- OBJECTIVE -
Show all lines of the listing that hold the word "rckw".

- STORED RECORDS -
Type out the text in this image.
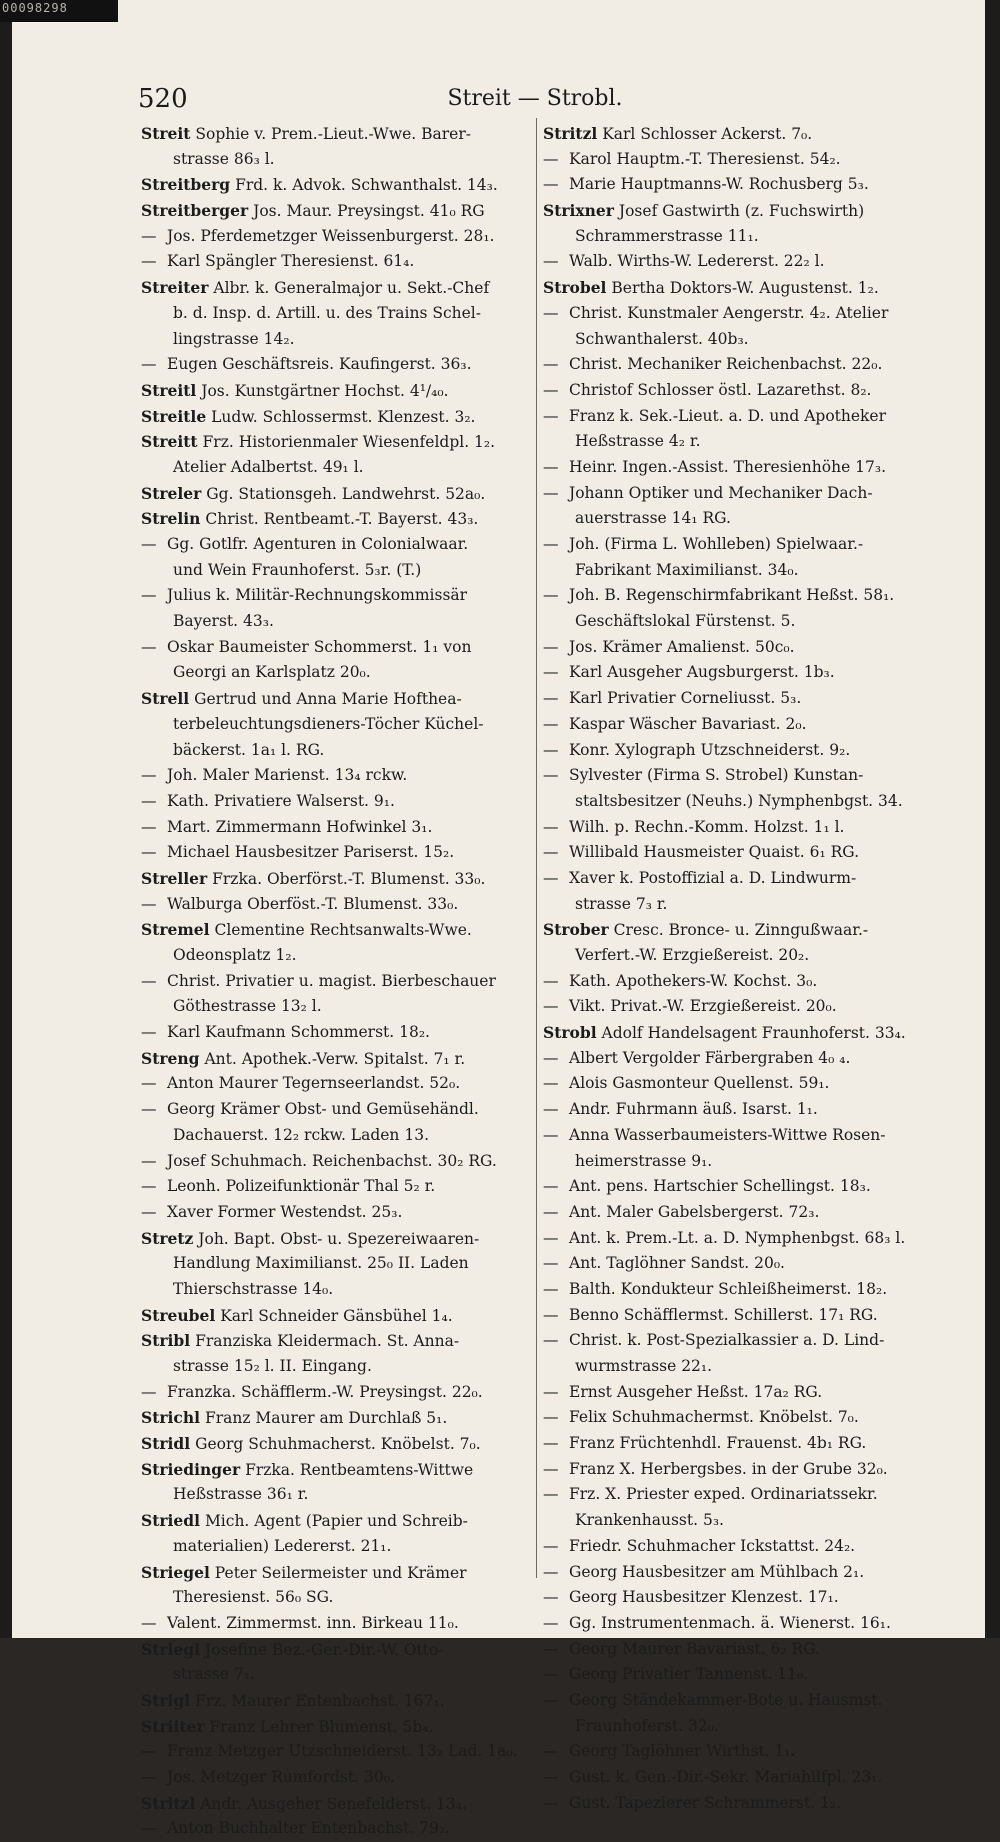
00098298
520	Streit — Strobl.
Streit Sophie v. Prem.-Lieut.-Wwe. Barer-
strasse 86₃ l.
Streitberg Frd. k. Advok. Schwanthalst. 14₃.
Streitberger Jos. Maur. Preysingst. 41₀ RG
— Jos. Pferdemetzger Weissenburgerst. 28₁.
— Karl Spängler Theresienst. 61₄.
Streiter Albr. k. Generalmajor u. Sekt.-Chef
b. d. Insp. d. Artill. u. des Trains Schel-
lingstrasse 14₂.
— Eugen Geschäftsreis. Kaufingerst. 36₃.
Streitl Jos. Kunstgärtner Hochst. 4¹/₄₀.
Streitle Ludw. Schlossermst. Klenzest. 3₂.
Streitt Frz. Historienmaler Wiesenfeldpl. 1₂.
Atelier Adalbertst. 49₁ l.
Streler Gg. Stationsgeh. Landwehrst. 52a₀.
Strelin Christ. Rentbeamt.-T. Bayerst. 43₃.
— Gg. Gotlfr. Agenturen in Colonialwaar.
und Wein Fraunhoferst. 5₃r. (T.)
— Julius k. Militär-Rechnungskommissär
Bayerst. 43₃.
— Oskar Baumeister Schommerst. 1₁ von
Georgi an Karlsplatz 20₀.
Strell Gertrud und Anna Marie Hofthea-
terbeleuchtungsdieners-Töcher Küchel-
bäckerst. 1a₁ l. RG.
— Joh. Maler Marienst. 13₄ rckw.
— Kath. Privatiere Walserst. 9₁.
— Mart. Zimmermann Hofwinkel 3₁.
— Michael Hausbesitzer Pariserst. 15₂.
Streller Frzka. Oberförst.-T. Blumenst. 33₀.
— Walburga Oberföst.-T. Blumenst. 33₀.
Stremel Clementine Rechtsanwalts-Wwe.
Odeonsplatz 1₂.
— Christ. Privatier u. magist. Bierbeschauer
Göthestrasse 13₂ l.
— Karl Kaufmann Schommerst. 18₂.
Streng Ant. Apothek.-Verw. Spitalst. 7₁ r.
— Anton Maurer Tegernseerlandst. 52₀.
— Georg Krämer Obst- und Gemüsehändl.
Dachauerst. 12₂ rckw. Laden 13.
— Josef Schuhmach. Reichenbachst. 30₂ RG.
— Leonh. Polizeifunktionär Thal 5₂ r.
— Xaver Former Westendst. 25₃.
Stretz Joh. Bapt. Obst- u. Spezereiwaaren-
Handlung Maximilianst. 25₀ II. Laden
Thierschstrasse 14₀.
Streubel Karl Schneider Gänsbühel 1₄.
Stribl Franziska Kleidermach. St. Anna-
strasse 15₂ l. II. Eingang.
— Franzka. Schäfflerm.-W. Preysingst. 22₀.
Strichl Franz Maurer am Durchlaß 5₁.
Stridl Georg Schuhmacherst. Knöbelst. 7₀.
Striedinger Frzka. Rentbeamtens-Wittwe
Heßstrasse 36₁ r.
Striedl Mich. Agent (Papier und Schreib-
materialien) Ledererst. 21₁.
Striegel Peter Seilermeister und Krämer
Theresienst. 56₀ SG.
— Valent. Zimmermst. inn. Birkeau 11₀.
Striegl Josefine Bez.-Ger.-Dir.-W. Otto-
strasse 7₁.
Strigl Frz. Maurer Entenbachst. 167₁.
Striiter Franz Lehrer Blumenst. 5b₄.
— Franz Metzger Utzschneiderst. 13₂ Lad. 1a₀.
— Jos. Metzger Rumfordst. 30₀.
Stritzl Andr. Ausgeher Senefelderst. 13₄.
— Anton Buchhalter Entenbachst. 79₂.
Stritzl Karl Schlosser Ackerst. 7₀.
— Karol Hauptm.-T. Theresienst. 54₂.
— Marie Hauptmanns-W. Rochusberg 5₃.
Strixner Josef Gastwirth (z. Fuchswirth)
Schrammerstrasse 11₁.
— Walb. Wirths-W. Ledererst. 22₂ l.
Strobel Bertha Doktors-W. Augustenst. 1₂.
— Christ. Kunstmaler Aengerstr. 4₂. Atelier
Schwanthalerst. 40b₃.
— Christ. Mechaniker Reichenbachst. 22₀.
— Christof Schlosser östl. Lazarethst. 8₂.
— Franz k. Sek.-Lieut. a. D. und Apotheker
Heßstrasse 4₂ r.
— Heinr. Ingen.-Assist. Theresienhöhe 17₃.
— Johann Optiker und Mechaniker Dach-
auerstrasse 14₁ RG.
— Joh. (Firma L. Wohlleben) Spielwaar.-
Fabrikant Maximilianst. 34₀.
— Joh. B. Regenschirmfabrikant Heßst. 58₁.
Geschäftslokal Fürstenst. 5.
— Jos. Krämer Amalienst. 50c₀.
— Karl Ausgeher Augsburgerst. 1b₃.
— Karl Privatier Corneliusst. 5₃.
— Kaspar Wäscher Bavariast. 2₀.
— Konr. Xylograph Utzschneiderst. 9₂.
— Sylvester (Firma S. Strobel) Kunstan-
staltsbesitzer (Neuhs.) Nymphenbgst. 34.
— Wilh. p. Rechn.-Komm. Holzst. 1₁ l.
— Willibald Hausmeister Quaist. 6₁ RG.
— Xaver k. Postoffizial a. D. Lindwurm-
strasse 7₃ r.
Strober Cresc. Bronce- u. Zinngußwaar.-
Verfert.-W. Erzgießereist. 20₂.
— Kath. Apothekers-W. Kochst. 3₀.
— Vikt. Privat.-W. Erzgießereist. 20₀.
Strobl Adolf Handelsagent Fraunhoferst. 33₄.
— Albert Vergolder Färbergraben 4₀ ₄.
— Alois Gasmonteur Quellenst. 59₁.
— Andr. Fuhrmann äuß. Isarst. 1₁.
— Anna Wasserbaumeisters-Wittwe Rosen-
heimerstrasse 9₁.
— Ant. pens. Hartschier Schellingst. 18₃.
— Ant. Maler Gabelsbergerst. 72₃.
— Ant. k. Prem.-Lt. a. D. Nymphenbgst. 68₃ l.
— Ant. Taglöhner Sandst. 20₀.
— Balth. Kondukteur Schleißheimerst. 18₂.
— Benno Schäfflermst. Schillerst. 17₁ RG.
— Christ. k. Post-Spezialkassier a. D. Lind-
wurmstrasse 22₁.
— Ernst Ausgeher Heßst. 17a₂ RG.
— Felix Schuhmachermst. Knöbelst. 7₀.
— Franz Früchtenhdl. Frauenst. 4b₁ RG.
— Franz X. Herbergsbes. in der Grube 32₀.
— Frz. X. Priester exped. Ordinariatssekr.
Krankenhausst. 5₃.
— Friedr. Schuhmacher Ickstattst. 24₂.
— Georg Hausbesitzer am Mühlbach 2₁.
— Georg Hausbesitzer Klenzest. 17₁.
— Gg. Instrumentenmach. ä. Wienerst. 16₁.
— Georg Maurer Bavariast. 6₂ RG.
— Georg Privatier Tannenst. 11₀.
— Georg Ständekammer-Bote u. Hausmst.
Fraunhoferst. 32₀.
— Georg Taglöhner Wirthst. 1₁.
— Gust. k. Gen.-Dir.-Sekr. Mariahilfpl. 23₁.
— Gust. Tapezierer Schrammerst. 1₂.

- ANSWER TO THIS PROBLEM -
— Joh. Maler Marienst. 13₄ rckw.
Dachauerst. 12₂ rckw. Laden 13.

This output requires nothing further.